* **DATA FOR PROCESSING**
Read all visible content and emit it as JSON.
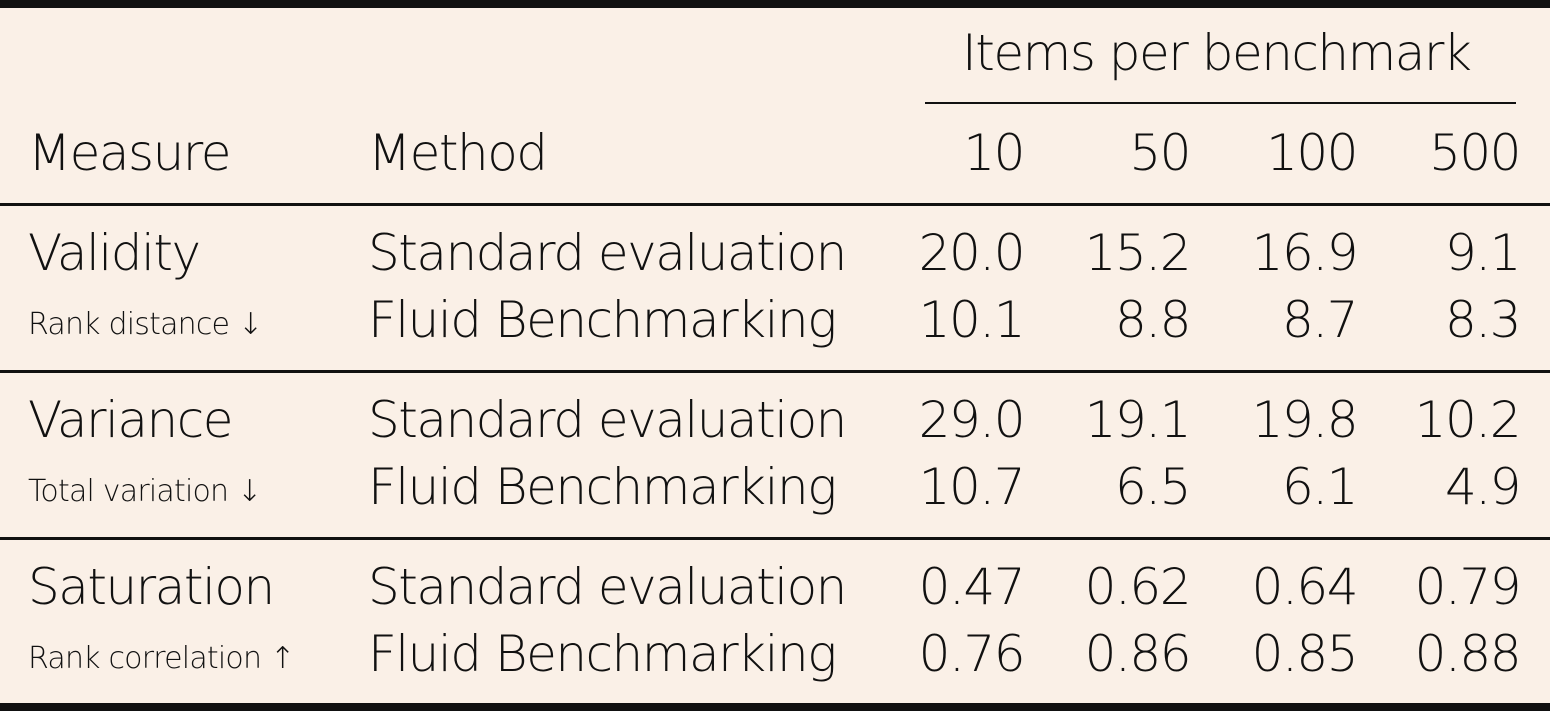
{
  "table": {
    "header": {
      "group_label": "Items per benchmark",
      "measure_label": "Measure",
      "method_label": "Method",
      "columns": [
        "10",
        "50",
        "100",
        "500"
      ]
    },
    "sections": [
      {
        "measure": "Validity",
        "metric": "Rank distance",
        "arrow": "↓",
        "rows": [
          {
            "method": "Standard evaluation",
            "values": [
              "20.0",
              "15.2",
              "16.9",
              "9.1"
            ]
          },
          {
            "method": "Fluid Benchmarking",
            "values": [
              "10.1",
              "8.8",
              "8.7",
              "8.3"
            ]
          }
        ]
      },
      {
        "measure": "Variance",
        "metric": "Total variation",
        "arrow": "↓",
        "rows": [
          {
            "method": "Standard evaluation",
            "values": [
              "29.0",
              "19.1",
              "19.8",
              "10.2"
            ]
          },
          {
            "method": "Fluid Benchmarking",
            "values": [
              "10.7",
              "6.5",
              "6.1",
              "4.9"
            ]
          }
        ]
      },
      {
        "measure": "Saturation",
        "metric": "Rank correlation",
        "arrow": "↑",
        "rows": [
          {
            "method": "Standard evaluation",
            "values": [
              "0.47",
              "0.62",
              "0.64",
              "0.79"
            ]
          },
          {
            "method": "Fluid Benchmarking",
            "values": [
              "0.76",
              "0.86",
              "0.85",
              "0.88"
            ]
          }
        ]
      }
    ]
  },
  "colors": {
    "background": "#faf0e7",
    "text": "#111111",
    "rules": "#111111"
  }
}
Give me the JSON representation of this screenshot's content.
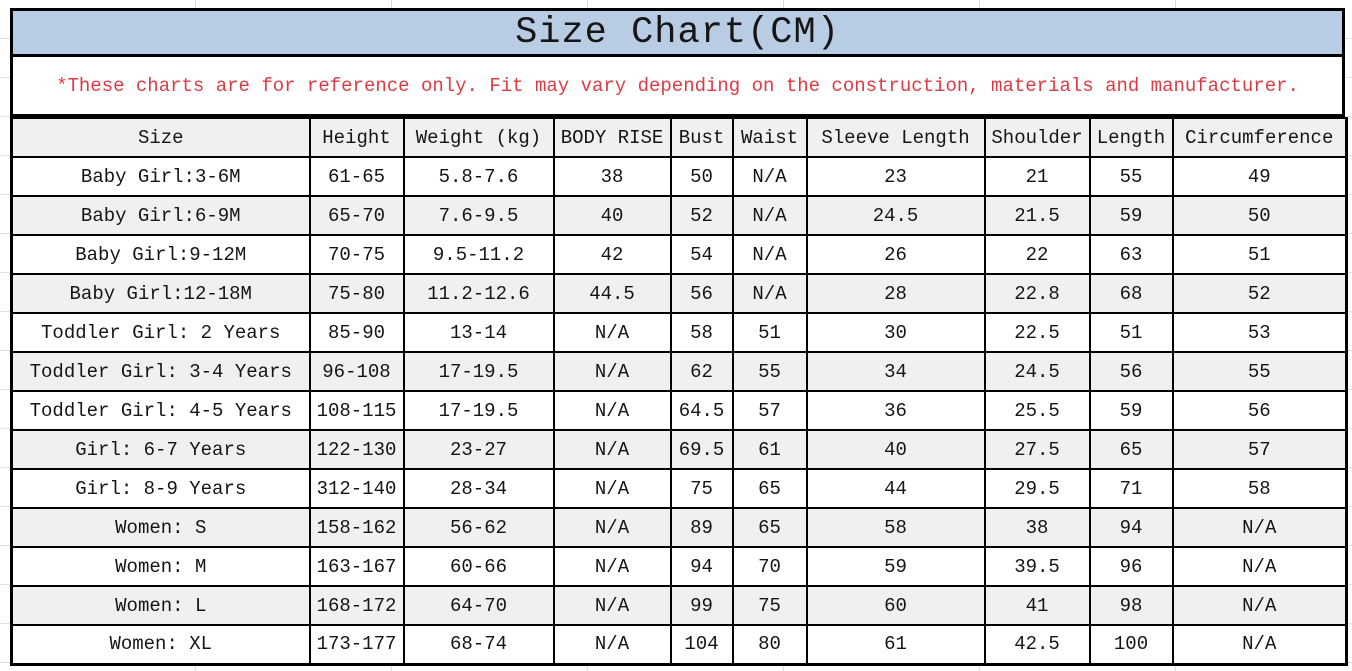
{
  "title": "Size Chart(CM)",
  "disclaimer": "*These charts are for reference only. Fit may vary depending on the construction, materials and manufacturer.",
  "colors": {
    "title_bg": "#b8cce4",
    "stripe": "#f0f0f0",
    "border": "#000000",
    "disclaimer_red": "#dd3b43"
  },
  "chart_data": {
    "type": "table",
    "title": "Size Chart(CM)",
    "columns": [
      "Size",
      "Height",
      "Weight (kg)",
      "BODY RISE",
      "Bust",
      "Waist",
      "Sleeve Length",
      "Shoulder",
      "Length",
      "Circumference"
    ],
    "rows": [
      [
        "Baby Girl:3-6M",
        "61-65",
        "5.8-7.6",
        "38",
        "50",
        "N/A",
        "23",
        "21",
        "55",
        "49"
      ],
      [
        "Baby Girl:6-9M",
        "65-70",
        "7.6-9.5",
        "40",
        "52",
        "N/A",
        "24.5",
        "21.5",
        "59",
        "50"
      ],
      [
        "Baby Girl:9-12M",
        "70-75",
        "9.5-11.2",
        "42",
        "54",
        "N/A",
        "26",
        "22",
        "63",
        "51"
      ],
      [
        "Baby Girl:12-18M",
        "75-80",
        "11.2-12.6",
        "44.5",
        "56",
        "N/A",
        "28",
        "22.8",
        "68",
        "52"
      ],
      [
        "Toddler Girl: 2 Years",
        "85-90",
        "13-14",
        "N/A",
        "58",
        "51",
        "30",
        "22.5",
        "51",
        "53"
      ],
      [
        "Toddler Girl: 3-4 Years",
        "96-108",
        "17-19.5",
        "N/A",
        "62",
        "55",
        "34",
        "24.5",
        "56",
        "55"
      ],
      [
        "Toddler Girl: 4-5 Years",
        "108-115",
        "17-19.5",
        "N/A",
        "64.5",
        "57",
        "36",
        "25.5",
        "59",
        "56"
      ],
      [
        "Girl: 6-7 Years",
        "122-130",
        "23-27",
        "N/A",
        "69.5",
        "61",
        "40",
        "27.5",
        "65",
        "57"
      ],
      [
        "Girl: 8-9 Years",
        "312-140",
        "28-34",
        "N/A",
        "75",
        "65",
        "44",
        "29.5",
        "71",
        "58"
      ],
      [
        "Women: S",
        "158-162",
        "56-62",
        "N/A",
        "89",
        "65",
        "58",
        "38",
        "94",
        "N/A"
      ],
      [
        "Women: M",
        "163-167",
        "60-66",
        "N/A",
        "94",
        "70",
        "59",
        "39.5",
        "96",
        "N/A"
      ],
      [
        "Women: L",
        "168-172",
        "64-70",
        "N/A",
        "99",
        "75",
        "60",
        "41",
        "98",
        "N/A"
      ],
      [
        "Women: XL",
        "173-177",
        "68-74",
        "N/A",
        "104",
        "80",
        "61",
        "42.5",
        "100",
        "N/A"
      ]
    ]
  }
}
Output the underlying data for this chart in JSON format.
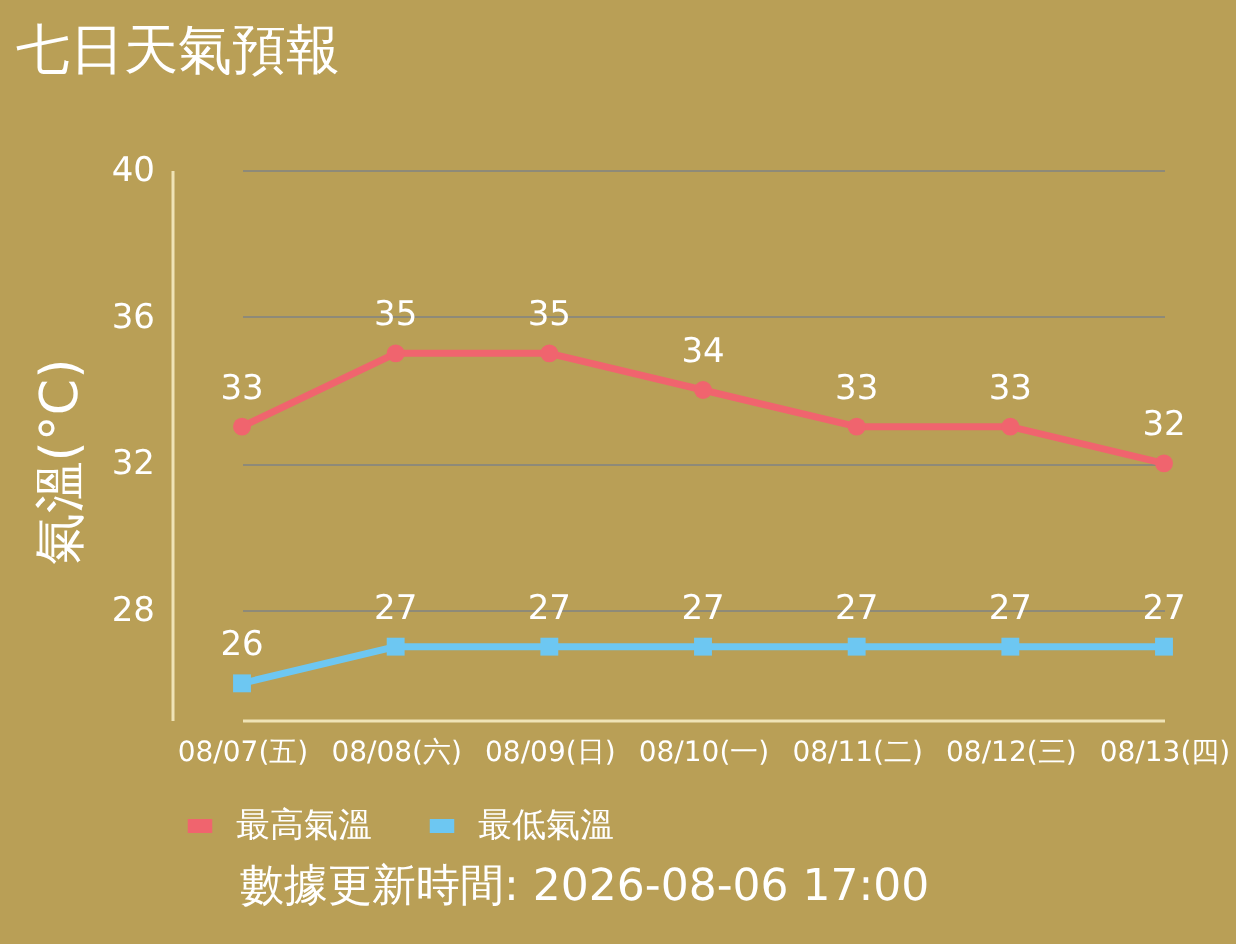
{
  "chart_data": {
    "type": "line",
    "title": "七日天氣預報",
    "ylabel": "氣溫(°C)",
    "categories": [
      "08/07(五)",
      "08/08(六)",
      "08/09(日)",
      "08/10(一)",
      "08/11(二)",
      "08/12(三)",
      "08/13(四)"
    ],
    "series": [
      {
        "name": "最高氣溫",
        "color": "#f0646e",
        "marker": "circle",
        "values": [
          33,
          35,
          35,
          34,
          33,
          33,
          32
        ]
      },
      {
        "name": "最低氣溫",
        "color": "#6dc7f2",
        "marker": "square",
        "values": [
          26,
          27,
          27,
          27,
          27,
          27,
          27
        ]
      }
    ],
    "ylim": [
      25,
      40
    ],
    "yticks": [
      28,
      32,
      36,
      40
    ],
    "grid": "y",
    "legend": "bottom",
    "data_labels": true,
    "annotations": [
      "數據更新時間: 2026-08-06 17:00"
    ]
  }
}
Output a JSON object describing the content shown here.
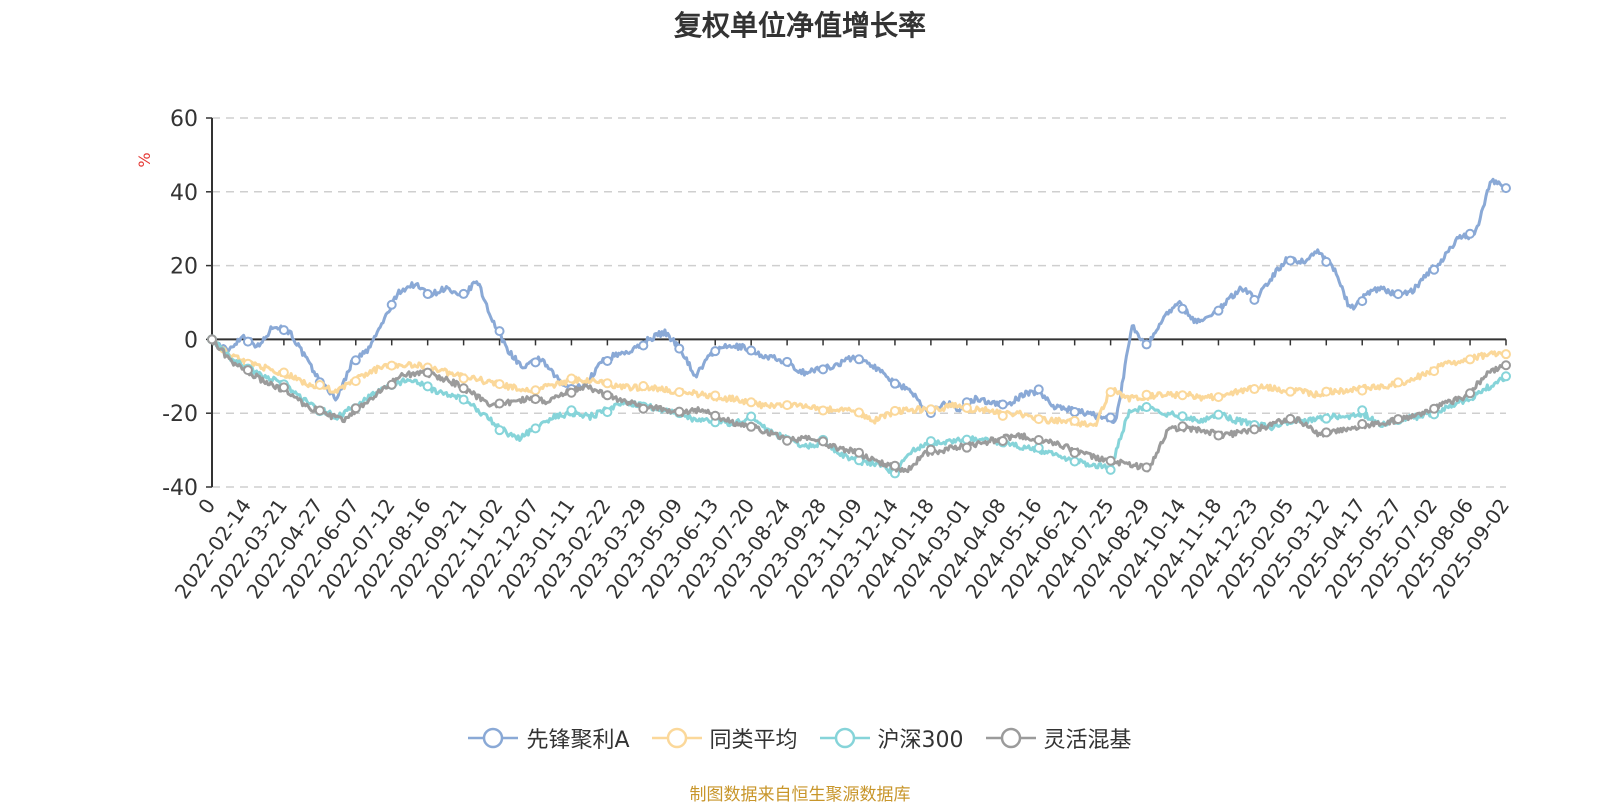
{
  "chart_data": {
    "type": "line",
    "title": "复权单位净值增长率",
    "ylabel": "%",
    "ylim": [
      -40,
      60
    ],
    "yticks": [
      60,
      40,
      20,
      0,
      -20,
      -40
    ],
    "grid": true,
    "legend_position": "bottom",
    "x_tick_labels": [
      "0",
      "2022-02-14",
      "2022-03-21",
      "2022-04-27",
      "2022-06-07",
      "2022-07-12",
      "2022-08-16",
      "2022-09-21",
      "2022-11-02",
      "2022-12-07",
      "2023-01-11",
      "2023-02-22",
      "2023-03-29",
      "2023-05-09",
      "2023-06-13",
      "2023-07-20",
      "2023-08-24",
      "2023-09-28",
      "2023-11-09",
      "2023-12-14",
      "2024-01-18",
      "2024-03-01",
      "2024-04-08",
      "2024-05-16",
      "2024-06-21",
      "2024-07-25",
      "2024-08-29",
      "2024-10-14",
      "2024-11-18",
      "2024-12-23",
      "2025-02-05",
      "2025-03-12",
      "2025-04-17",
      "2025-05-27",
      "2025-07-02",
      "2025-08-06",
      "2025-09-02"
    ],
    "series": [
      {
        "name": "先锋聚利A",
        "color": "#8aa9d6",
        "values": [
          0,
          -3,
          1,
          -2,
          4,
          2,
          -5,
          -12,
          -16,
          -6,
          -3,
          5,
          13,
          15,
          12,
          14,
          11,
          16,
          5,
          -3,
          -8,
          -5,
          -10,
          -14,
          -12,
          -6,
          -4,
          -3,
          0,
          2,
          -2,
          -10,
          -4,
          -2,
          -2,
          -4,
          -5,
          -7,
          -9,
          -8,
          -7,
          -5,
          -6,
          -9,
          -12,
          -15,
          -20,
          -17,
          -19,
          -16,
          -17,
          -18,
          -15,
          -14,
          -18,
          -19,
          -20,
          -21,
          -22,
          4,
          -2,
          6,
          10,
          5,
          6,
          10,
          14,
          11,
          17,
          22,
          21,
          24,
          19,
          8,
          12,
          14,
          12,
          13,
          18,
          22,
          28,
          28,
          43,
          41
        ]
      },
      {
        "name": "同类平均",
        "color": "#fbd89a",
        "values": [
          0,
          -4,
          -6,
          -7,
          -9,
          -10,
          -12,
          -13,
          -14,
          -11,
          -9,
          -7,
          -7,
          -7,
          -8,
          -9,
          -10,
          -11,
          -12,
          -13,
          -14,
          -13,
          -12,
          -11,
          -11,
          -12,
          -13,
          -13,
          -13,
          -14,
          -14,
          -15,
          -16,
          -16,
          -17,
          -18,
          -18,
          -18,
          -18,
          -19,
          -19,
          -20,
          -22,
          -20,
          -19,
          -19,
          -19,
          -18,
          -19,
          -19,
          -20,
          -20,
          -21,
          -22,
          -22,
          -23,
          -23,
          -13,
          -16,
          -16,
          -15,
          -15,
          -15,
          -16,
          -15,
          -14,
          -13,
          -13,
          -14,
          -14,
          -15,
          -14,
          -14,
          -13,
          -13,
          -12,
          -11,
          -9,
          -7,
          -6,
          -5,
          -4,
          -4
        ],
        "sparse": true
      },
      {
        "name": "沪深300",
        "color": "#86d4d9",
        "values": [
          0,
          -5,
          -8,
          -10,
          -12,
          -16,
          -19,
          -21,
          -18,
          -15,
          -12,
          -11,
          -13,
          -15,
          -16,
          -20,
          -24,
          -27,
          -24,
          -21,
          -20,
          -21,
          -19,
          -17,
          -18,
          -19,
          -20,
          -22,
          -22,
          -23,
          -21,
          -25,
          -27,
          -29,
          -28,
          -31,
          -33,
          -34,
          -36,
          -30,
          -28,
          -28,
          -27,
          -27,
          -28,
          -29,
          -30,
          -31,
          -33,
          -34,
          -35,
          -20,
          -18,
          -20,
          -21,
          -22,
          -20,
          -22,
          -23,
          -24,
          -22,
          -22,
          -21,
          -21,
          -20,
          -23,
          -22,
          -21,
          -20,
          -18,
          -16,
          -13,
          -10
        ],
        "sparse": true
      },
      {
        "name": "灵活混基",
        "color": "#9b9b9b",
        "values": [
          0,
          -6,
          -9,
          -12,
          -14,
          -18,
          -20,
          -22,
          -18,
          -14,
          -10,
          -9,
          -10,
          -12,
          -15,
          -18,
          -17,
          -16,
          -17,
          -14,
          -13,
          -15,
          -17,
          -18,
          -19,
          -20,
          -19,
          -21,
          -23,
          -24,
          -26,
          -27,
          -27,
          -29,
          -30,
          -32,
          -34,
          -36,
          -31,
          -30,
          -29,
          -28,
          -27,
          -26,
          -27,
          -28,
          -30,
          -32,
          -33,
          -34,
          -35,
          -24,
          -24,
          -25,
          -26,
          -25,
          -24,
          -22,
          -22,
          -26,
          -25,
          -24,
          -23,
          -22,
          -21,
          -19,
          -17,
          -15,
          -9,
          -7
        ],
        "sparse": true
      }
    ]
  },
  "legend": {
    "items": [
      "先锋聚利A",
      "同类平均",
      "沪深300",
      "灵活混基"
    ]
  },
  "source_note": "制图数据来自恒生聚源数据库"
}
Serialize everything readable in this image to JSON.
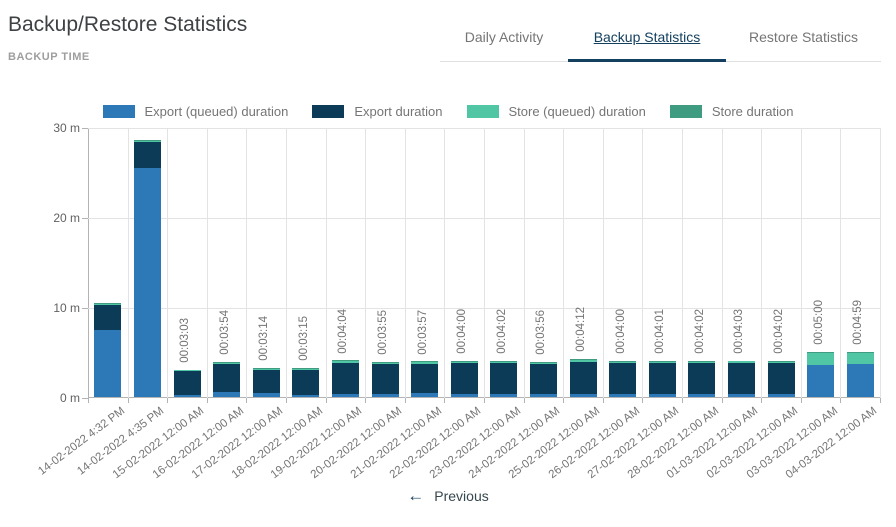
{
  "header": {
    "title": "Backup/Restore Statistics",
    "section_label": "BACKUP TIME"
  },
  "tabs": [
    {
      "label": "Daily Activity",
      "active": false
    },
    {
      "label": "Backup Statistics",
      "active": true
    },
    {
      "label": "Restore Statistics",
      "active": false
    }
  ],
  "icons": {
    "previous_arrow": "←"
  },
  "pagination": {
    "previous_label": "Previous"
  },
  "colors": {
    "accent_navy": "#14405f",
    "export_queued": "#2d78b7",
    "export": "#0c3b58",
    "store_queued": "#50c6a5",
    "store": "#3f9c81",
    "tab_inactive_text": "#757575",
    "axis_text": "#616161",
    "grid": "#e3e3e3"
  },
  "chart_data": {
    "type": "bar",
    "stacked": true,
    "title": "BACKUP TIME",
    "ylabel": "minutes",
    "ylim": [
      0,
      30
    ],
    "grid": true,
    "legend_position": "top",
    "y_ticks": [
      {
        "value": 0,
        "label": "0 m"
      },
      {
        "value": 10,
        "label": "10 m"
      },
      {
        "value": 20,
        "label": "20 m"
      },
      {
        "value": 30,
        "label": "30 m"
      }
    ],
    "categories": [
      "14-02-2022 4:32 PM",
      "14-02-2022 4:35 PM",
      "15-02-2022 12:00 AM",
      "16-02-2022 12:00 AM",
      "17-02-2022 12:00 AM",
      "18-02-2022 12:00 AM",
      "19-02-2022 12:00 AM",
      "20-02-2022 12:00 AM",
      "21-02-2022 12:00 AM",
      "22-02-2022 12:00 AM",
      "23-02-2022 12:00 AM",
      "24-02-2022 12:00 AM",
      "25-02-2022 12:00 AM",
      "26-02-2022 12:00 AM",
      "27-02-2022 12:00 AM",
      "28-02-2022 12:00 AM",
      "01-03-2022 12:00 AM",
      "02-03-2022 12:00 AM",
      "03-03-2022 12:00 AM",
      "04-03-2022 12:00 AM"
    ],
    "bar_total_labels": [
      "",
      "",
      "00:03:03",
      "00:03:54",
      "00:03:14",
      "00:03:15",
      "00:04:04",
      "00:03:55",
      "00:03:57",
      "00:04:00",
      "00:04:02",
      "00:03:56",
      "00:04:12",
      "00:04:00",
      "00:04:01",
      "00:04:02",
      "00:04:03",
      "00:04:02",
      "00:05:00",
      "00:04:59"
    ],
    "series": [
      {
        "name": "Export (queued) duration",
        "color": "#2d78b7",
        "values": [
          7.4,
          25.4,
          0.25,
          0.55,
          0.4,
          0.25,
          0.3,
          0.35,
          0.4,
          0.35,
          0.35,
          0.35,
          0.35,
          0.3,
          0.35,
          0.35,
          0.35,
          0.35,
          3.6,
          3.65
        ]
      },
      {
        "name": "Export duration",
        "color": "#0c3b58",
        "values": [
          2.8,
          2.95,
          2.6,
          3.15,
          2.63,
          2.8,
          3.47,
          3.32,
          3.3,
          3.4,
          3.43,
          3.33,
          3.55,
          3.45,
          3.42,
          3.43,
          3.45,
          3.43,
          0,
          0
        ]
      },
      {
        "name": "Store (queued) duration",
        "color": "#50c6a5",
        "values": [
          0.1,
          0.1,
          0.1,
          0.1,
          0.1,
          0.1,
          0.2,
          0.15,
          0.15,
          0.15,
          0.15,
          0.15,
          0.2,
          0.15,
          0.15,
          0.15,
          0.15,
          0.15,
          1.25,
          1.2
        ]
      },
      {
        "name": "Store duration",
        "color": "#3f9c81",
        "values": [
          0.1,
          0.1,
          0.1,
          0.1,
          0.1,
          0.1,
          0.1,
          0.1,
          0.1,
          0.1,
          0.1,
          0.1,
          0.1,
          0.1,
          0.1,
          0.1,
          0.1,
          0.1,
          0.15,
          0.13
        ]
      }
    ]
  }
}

* **PROBLEM TO SOLVE**
Find every line with the word "Baby" and state how many there are, with no other words.

* **SOLUTION FOR THIS PROBLEM**
4